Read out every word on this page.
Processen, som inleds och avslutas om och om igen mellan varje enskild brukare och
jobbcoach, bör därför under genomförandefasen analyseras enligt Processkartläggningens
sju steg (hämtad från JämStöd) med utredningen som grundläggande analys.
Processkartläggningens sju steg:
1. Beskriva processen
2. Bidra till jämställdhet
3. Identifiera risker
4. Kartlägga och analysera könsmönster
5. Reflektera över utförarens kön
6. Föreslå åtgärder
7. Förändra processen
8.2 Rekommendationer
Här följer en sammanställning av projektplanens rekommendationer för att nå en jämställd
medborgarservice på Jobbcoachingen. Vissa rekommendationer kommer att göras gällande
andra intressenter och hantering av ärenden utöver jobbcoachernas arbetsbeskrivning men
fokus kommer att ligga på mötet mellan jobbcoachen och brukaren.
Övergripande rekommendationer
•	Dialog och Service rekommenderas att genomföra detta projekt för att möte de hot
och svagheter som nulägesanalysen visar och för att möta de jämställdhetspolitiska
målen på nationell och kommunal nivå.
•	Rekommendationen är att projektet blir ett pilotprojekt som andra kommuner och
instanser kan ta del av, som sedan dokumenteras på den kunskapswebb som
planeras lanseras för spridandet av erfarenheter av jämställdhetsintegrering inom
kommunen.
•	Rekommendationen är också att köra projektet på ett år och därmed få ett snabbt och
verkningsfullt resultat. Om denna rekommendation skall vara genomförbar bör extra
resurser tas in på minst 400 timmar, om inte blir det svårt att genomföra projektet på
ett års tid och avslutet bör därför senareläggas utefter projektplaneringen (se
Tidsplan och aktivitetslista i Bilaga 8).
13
■ ■ ■ ■ ■ ■ ■
_Problem requirements_
A faithful retyping of every entry above is the task.

_Task result_
Read out every word on this page.
Processen, som inleds och avslutas om och om igen mellan varje enskild brukare och
jobbcoach, bör därför under genomförandefasen analyseras enligt Processkartläggningens
sju steg (hämtad från JämStöd) med utredningen som grundläggande analys.
Processkartläggningens sju steg:
1. Beskriva processen
2. Bidra till jämställdhet
3. Identifiera risker
4. Kartlägga och analysera könsmönster
5. Reflektera över utförarens kön
6. Föreslå åtgärder
7. Förändra processen
8.2 Rekommendationer
Här följer en sammanställning av projektplanens rekommendationer för att nå en jämställd
medborgarservice på Jobbcoachingen. Vissa rekommendationer kommer att göras gällande
andra intressenter och hantering av ärenden utöver jobbcoachernas arbetsbeskrivning men
fokus kommer att ligga på mötet mellan jobbcoachen och brukaren.
Övergripande rekommendationer
•	Dialog och Service rekommenderas att genomföra detta projekt för att möte de hot
och svagheter som nulägesanalysen visar och för att möta de jämställdhetspolitiska
målen på nationell och kommunal nivå.
•	Rekommendationen är att projektet blir ett pilotprojekt som andra kommuner och
instanser kan ta del av, som sedan dokumenteras på den kunskapswebb som
planeras lanseras för spridandet av erfarenheter av jämställdhetsintegrering inom
kommunen.
•	Rekommendationen är också att köra projektet på ett år och därmed få ett snabbt och
verkningsfullt resultat. Om denna rekommendation skall vara genomförbar bör extra
resurser tas in på minst 400 timmar, om inte blir det svårt att genomföra projektet på
ett års tid och avslutet bör därför senareläggas utefter projektplaneringen (se
Tidsplan och aktivitetslista i Bilaga 8).
13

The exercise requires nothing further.